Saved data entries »
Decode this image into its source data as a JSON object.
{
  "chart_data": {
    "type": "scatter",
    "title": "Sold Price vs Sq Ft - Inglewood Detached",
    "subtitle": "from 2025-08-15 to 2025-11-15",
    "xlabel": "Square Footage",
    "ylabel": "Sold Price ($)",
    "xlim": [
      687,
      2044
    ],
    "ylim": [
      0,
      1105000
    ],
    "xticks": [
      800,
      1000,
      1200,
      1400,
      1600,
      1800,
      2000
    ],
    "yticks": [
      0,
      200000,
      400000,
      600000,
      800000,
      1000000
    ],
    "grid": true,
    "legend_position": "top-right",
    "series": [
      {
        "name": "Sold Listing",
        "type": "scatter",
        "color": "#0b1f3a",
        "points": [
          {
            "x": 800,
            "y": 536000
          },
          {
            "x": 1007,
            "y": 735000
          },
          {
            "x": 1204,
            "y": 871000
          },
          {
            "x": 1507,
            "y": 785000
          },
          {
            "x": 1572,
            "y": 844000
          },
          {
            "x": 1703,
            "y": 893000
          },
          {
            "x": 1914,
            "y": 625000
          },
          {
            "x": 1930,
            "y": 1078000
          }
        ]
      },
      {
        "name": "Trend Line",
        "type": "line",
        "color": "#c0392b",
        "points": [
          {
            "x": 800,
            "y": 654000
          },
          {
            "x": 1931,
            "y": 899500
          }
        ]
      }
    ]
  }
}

WHAT TO DO » Reproduce all the records precisely.

THE OUTPUT »
Decode this image into its source data as a JSON object.
{
  "chart_data": {
    "type": "scatter",
    "title": "Sold Price vs Sq Ft - Inglewood Detached",
    "subtitle": "from 2025-08-15 to 2025-11-15",
    "xlabel": "Square Footage",
    "ylabel": "Sold Price ($)",
    "xlim": [
      687,
      2044
    ],
    "ylim": [
      0,
      1105000
    ],
    "xticks": [
      800,
      1000,
      1200,
      1400,
      1600,
      1800,
      2000
    ],
    "yticks": [
      0,
      200000,
      400000,
      600000,
      800000,
      1000000
    ],
    "grid": true,
    "legend_position": "top-right",
    "series": [
      {
        "name": "Sold Listing",
        "type": "scatter",
        "color": "#0b1f3a",
        "points": [
          {
            "x": 800,
            "y": 536000
          },
          {
            "x": 1007,
            "y": 735000
          },
          {
            "x": 1204,
            "y": 871000
          },
          {
            "x": 1507,
            "y": 785000
          },
          {
            "x": 1572,
            "y": 844000
          },
          {
            "x": 1703,
            "y": 893000
          },
          {
            "x": 1914,
            "y": 625000
          },
          {
            "x": 1930,
            "y": 1078000
          }
        ]
      },
      {
        "name": "Trend Line",
        "type": "line",
        "color": "#c0392b",
        "points": [
          {
            "x": 800,
            "y": 654000
          },
          {
            "x": 1931,
            "y": 899500
          }
        ]
      }
    ]
  }
}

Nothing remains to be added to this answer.